--- start ---

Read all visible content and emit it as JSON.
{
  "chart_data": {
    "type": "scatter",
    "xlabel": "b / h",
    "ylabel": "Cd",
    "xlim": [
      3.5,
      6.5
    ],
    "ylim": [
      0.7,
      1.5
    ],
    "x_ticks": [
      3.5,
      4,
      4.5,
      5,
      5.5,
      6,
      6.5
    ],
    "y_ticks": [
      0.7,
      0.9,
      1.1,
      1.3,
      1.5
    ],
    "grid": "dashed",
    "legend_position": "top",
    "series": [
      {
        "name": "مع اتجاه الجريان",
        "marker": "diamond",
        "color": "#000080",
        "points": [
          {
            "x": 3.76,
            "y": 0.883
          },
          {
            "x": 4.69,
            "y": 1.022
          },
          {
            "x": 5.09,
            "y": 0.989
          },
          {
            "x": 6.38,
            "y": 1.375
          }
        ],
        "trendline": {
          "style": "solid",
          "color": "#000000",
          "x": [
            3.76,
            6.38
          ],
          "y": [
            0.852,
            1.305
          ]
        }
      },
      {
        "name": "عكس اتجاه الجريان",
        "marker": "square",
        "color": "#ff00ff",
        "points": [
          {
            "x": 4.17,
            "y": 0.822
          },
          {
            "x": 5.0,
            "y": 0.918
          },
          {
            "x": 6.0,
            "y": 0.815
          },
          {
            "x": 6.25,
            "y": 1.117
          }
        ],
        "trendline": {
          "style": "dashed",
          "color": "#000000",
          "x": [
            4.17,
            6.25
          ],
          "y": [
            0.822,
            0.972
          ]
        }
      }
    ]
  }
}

--- end ---

### Directions for this task
Copy all lines from the material that include "name".

### Result for this exercise
        "name": "مع اتجاه الجريان",
        "name": "عكس اتجاه الجريان",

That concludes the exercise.